What needs to be done
Count how many lines contain the word "icon". Please give only the number.

Record excerpts
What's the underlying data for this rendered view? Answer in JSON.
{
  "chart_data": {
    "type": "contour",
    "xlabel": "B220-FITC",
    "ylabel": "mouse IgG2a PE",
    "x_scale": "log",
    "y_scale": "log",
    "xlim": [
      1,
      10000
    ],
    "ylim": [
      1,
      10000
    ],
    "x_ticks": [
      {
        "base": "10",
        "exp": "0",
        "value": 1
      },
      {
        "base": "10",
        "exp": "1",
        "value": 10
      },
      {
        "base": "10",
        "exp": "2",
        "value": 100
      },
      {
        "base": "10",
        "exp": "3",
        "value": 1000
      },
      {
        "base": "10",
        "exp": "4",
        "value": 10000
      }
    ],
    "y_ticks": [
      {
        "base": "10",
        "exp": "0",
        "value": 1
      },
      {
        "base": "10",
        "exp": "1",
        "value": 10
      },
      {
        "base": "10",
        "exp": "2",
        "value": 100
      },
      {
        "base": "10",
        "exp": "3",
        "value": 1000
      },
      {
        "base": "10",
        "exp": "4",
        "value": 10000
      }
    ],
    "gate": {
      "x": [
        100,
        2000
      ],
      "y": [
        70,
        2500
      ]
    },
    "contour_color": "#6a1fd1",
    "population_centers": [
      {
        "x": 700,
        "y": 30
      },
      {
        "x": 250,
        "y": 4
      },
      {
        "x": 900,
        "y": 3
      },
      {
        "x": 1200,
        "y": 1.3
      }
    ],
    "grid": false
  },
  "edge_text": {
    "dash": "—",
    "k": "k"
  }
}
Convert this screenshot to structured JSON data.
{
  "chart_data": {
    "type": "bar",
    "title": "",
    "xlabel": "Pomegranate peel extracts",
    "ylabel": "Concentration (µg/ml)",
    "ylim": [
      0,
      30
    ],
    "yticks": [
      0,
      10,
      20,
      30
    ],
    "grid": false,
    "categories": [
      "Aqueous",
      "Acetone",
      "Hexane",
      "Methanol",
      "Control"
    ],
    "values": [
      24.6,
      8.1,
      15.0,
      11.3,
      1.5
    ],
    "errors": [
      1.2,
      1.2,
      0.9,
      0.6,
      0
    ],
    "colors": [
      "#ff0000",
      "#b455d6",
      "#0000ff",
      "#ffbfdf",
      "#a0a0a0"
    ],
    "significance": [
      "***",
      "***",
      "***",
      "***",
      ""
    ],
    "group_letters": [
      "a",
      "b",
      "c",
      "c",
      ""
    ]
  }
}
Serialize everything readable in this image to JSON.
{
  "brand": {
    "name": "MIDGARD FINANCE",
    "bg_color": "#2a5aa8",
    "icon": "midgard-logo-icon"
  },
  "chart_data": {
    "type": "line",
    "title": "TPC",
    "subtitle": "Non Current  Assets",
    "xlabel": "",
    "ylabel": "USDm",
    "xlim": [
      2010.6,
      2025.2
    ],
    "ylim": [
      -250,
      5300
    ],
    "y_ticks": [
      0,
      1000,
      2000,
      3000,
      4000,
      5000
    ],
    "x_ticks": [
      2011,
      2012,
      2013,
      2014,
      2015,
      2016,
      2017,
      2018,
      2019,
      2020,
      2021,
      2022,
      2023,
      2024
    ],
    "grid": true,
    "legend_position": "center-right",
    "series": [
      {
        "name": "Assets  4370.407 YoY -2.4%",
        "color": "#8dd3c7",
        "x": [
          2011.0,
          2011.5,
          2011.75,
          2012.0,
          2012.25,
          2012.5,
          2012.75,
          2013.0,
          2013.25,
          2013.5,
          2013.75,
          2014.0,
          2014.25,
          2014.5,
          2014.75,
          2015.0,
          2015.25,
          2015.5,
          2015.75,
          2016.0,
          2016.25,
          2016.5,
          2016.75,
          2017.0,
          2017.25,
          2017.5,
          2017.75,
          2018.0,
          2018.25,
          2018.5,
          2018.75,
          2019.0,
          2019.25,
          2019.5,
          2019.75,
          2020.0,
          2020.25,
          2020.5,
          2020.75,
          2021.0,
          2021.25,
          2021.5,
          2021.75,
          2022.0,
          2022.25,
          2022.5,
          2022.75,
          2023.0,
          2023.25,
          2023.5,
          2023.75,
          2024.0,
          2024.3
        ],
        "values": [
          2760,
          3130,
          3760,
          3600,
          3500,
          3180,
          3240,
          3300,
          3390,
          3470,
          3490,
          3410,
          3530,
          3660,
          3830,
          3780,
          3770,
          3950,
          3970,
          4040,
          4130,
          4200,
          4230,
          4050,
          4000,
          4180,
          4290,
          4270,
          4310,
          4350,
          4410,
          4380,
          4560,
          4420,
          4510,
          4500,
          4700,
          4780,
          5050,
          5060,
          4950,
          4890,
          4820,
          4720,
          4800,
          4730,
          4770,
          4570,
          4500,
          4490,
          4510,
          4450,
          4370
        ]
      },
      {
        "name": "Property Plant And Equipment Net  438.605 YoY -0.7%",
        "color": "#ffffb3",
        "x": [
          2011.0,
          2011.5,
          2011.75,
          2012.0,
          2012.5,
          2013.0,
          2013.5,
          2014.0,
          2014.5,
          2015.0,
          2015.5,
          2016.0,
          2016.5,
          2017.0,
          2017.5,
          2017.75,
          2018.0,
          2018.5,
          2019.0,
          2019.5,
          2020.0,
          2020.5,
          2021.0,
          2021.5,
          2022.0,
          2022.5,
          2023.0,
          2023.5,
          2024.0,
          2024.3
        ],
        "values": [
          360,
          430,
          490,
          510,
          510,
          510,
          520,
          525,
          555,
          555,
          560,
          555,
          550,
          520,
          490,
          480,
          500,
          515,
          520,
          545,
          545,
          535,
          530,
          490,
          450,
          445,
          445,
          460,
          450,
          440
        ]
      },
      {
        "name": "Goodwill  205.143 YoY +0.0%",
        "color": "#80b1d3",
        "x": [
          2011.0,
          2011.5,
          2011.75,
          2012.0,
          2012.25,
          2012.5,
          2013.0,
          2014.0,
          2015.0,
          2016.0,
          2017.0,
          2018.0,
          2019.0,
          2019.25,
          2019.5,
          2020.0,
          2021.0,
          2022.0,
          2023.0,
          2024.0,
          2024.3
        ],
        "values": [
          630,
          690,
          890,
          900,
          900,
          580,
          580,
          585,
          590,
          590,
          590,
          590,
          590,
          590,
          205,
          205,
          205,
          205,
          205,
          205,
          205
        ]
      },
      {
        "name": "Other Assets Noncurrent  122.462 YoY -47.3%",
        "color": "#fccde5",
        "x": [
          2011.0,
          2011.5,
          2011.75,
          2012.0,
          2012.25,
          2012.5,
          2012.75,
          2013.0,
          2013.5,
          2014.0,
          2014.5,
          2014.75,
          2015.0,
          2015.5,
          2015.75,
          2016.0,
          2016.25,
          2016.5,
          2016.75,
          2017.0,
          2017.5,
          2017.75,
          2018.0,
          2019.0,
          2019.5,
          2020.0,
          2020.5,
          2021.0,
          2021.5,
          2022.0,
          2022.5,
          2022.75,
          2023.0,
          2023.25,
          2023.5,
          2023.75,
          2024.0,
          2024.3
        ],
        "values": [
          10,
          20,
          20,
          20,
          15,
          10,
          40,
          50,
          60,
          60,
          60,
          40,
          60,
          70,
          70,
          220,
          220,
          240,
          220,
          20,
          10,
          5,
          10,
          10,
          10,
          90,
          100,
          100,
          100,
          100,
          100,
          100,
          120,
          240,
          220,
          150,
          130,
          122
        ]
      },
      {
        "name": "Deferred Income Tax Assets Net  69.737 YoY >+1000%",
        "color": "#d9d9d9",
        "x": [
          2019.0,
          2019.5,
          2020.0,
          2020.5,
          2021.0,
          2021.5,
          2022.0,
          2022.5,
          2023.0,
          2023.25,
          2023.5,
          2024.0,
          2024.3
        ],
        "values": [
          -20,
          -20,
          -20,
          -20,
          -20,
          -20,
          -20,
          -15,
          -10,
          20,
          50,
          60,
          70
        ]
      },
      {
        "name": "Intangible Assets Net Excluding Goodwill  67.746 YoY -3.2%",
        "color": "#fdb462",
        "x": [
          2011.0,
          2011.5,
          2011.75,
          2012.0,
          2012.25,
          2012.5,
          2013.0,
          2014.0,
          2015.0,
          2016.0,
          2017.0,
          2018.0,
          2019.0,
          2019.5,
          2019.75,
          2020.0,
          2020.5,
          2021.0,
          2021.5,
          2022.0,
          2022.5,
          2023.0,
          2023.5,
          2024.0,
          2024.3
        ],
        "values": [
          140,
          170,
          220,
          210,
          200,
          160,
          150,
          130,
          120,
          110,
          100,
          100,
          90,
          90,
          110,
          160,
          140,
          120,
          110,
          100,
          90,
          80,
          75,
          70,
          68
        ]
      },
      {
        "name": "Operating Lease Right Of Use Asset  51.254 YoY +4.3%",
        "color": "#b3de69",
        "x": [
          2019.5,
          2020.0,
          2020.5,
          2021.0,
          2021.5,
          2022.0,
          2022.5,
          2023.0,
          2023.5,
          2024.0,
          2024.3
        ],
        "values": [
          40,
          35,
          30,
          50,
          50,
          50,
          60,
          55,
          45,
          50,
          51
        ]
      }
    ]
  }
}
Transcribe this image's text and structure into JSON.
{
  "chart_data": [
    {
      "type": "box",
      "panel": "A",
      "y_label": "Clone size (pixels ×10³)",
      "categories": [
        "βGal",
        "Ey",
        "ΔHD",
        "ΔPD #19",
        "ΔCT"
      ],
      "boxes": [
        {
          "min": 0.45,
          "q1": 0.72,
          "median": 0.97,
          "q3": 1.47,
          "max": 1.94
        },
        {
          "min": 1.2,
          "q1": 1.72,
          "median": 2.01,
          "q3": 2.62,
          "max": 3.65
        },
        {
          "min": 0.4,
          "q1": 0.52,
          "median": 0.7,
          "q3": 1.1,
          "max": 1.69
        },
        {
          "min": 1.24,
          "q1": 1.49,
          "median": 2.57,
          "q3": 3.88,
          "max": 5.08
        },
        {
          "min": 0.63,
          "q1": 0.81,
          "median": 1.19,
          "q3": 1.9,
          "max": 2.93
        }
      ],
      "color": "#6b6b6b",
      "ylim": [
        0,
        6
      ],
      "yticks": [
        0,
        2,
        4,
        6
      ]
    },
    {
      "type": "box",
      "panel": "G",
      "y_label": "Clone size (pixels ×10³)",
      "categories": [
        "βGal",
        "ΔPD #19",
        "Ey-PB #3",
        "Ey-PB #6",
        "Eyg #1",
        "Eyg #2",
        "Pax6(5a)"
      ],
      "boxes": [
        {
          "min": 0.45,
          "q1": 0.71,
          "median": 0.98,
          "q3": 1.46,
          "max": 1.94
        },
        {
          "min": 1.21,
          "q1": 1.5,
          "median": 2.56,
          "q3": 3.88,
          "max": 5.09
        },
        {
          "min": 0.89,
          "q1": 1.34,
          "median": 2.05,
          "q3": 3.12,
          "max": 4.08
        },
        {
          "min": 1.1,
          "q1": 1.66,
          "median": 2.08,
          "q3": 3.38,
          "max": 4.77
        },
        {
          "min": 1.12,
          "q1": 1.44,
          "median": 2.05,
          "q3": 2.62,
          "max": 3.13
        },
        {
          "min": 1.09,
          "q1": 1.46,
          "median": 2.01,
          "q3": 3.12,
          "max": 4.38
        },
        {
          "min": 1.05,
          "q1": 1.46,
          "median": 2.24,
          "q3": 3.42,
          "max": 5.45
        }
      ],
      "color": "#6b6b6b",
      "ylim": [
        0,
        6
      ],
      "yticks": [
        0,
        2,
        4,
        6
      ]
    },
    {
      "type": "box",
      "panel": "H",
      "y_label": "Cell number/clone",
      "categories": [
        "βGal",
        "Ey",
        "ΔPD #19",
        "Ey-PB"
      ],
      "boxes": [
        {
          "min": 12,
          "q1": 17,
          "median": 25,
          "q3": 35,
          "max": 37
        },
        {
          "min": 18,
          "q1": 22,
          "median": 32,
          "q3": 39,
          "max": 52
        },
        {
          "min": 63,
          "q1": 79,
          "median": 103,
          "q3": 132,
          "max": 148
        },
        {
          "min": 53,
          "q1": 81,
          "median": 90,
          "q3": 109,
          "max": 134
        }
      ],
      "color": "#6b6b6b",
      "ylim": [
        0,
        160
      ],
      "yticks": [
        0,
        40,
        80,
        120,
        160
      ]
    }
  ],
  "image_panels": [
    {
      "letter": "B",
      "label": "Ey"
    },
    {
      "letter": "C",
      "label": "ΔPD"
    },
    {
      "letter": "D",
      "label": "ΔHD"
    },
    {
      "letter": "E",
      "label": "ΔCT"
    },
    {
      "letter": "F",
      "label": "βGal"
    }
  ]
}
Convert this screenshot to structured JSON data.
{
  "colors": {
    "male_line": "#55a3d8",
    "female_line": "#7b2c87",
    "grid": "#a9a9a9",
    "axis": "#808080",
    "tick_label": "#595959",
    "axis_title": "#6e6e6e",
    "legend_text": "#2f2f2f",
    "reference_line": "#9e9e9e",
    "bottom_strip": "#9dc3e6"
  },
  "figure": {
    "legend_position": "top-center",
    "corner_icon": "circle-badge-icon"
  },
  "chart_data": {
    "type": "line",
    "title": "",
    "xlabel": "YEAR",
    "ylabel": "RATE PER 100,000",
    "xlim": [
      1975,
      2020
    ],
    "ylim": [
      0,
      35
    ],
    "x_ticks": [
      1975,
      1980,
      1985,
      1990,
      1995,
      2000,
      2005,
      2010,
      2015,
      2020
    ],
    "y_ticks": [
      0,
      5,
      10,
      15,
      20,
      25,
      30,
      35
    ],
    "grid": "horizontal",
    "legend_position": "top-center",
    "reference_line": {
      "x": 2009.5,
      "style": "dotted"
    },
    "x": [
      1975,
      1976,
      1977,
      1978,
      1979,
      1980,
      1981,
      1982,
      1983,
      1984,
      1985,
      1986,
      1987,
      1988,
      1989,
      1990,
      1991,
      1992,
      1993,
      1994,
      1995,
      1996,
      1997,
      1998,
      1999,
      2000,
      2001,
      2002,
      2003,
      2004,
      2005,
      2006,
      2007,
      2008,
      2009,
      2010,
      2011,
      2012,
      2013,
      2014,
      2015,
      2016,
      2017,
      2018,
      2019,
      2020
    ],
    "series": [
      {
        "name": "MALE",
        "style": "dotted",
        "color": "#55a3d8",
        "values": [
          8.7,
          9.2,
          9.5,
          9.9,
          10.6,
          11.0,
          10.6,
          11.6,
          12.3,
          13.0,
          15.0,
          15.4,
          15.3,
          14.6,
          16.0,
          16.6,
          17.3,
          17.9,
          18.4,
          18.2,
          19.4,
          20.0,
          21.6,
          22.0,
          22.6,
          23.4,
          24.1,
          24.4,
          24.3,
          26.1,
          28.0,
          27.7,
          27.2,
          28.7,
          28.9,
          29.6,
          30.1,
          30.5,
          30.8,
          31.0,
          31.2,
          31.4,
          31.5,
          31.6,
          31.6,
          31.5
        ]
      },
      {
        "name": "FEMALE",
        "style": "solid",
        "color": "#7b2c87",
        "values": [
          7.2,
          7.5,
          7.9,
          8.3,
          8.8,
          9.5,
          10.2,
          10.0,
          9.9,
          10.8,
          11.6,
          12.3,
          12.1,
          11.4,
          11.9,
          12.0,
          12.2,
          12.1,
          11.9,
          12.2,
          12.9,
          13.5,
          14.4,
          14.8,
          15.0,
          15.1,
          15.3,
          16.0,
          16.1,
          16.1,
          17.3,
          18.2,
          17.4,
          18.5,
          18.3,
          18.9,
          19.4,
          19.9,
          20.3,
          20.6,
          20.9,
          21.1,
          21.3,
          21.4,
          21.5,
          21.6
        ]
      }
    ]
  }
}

Response
2